What you will do
Gather up the lines with the word "icon" in them.

Record set
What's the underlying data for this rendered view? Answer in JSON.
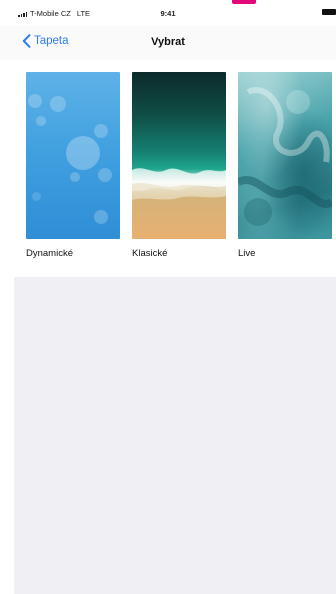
{
  "status_bar": {
    "carrier": "T-Mobile CZ",
    "network": "LTE",
    "time": "9:41"
  },
  "nav": {
    "back_label": "Tapeta",
    "title": "Vybrat"
  },
  "wallpapers": [
    {
      "label": "Dynamické",
      "icon": "dynamic-wallpaper-thumbnail"
    },
    {
      "label": "Klasické",
      "icon": "classic-beach-wallpaper-thumbnail"
    },
    {
      "label": "Live",
      "icon": "live-ink-wallpaper-thumbnail"
    }
  ],
  "colors": {
    "accent": "#2d7cf6",
    "background": "#efeff4",
    "marker": "#e4097a"
  }
}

Answer to this problem
      "icon": "dynamic-wallpaper-thumbnail"
      "icon": "classic-beach-wallpaper-thumbnail"
      "icon": "live-ink-wallpaper-thumbnail"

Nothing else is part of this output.